Data for the task:
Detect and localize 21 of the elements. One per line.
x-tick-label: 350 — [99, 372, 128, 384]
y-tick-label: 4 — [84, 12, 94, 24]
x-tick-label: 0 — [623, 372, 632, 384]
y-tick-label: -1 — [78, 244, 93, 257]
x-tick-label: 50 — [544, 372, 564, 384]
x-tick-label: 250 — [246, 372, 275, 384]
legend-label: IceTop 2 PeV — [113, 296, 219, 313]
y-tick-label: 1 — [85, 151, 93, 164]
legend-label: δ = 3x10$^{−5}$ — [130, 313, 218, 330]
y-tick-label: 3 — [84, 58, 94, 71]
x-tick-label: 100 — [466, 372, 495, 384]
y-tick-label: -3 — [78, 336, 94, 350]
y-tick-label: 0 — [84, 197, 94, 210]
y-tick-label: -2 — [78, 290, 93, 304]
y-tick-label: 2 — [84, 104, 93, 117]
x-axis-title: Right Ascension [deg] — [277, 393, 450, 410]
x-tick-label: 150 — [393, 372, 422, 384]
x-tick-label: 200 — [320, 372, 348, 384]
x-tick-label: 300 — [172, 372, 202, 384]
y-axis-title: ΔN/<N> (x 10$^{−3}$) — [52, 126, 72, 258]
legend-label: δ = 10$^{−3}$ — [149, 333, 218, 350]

Required task: Reproduce every line of the item above without changing a single character, keeping the lines in their original order.

Solution to this exercise:
Detect and localize 21 of the elements. One per line.
x-tick-label: 350 — [99, 372, 128, 384]
y-tick-label: 4 — [84, 12, 94, 24]
x-tick-label: 0 — [623, 372, 632, 384]
y-tick-label: -1 — [78, 244, 93, 257]
x-tick-label: 50 — [544, 372, 564, 384]
x-tick-label: 250 — [246, 372, 275, 384]
legend-label: IceTop 2 PeV — [113, 296, 219, 313]
y-tick-label: 1 — [85, 151, 93, 164]
legend-label: δ = 3x10$^{−5}$ — [130, 313, 218, 330]
y-tick-label: 3 — [84, 58, 94, 71]
x-tick-label: 100 — [466, 372, 495, 384]
y-tick-label: -3 — [78, 336, 94, 350]
y-tick-label: 0 — [84, 197, 94, 210]
y-tick-label: -2 — [78, 290, 93, 304]
y-tick-label: 2 — [84, 104, 93, 117]
x-axis-title: Right Ascension [deg] — [277, 393, 450, 410]
x-tick-label: 150 — [393, 372, 422, 384]
x-tick-label: 200 — [320, 372, 348, 384]
x-tick-label: 300 — [172, 372, 202, 384]
y-axis-title: ΔN/<N> (x 10$^{−3}$) — [52, 126, 72, 258]
legend-label: δ = 10$^{−3}$ — [149, 333, 218, 350]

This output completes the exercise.